SHORT EXERCISE: All the data below goes into the copy word for word, but the pictures don't.

GIVEN ENTRIES:
--- Begin ---
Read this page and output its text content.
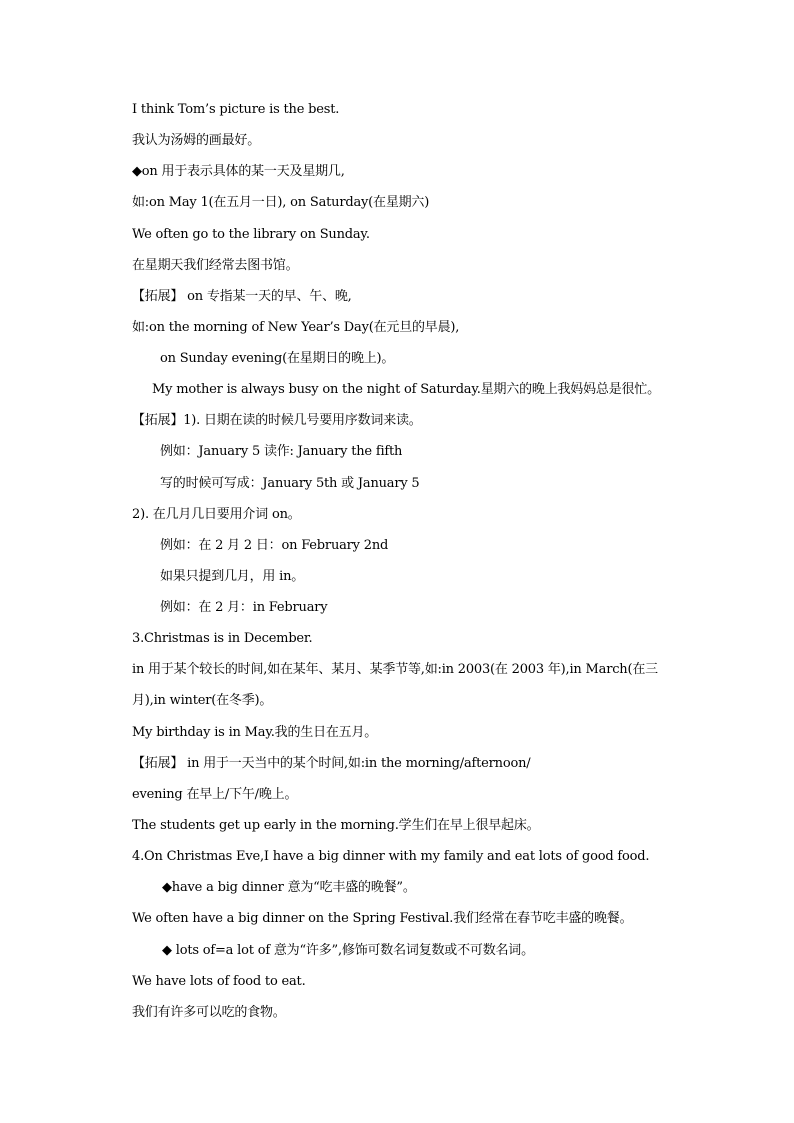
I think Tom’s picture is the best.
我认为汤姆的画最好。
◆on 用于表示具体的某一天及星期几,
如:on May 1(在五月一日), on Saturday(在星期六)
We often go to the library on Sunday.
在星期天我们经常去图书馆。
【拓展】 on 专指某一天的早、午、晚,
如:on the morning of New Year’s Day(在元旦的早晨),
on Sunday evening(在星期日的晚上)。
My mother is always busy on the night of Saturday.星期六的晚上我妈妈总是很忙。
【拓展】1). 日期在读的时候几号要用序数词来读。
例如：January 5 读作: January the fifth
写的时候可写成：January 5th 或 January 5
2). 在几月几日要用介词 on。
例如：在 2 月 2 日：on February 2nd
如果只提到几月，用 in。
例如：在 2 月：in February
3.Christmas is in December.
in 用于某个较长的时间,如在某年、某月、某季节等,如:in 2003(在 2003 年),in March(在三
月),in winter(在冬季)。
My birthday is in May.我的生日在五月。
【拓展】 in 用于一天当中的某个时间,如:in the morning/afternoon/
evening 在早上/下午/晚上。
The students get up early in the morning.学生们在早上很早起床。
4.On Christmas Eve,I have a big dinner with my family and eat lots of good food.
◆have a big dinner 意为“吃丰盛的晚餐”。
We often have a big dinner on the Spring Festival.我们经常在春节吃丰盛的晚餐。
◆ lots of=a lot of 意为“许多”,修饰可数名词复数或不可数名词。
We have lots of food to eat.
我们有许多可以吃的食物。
--- End ---
REPLY:
Read this page and output its text content.
I think Tom’s picture is the best.
我认为汤姆的画最好。
◆on 用于表示具体的某一天及星期几,
如:on May 1(在五月一日), on Saturday(在星期六)
We often go to the library on Sunday.
在星期天我们经常去图书馆。
【拓展】 on 专指某一天的早、午、晚,
如:on the morning of New Year’s Day(在元旦的早晨),
on Sunday evening(在星期日的晚上)。
My mother is always busy on the night of Saturday.星期六的晚上我妈妈总是很忙。
【拓展】1). 日期在读的时候几号要用序数词来读。
例如：January 5 读作: January the fifth
写的时候可写成：January 5th 或 January 5
2). 在几月几日要用介词 on。
例如：在 2 月 2 日：on February 2nd
如果只提到几月，用 in。
例如：在 2 月：in February
3.Christmas is in December.
in 用于某个较长的时间,如在某年、某月、某季节等,如:in 2003(在 2003 年),in March(在三
月),in winter(在冬季)。
My birthday is in May.我的生日在五月。
【拓展】 in 用于一天当中的某个时间,如:in the morning/afternoon/
evening 在早上/下午/晚上。
The students get up early in the morning.学生们在早上很早起床。
4.On Christmas Eve,I have a big dinner with my family and eat lots of good food.
◆have a big dinner 意为“吃丰盛的晚餐”。
We often have a big dinner on the Spring Festival.我们经常在春节吃丰盛的晚餐。
◆ lots of=a lot of 意为“许多”,修饰可数名词复数或不可数名词。
We have lots of food to eat.
我们有许多可以吃的食物。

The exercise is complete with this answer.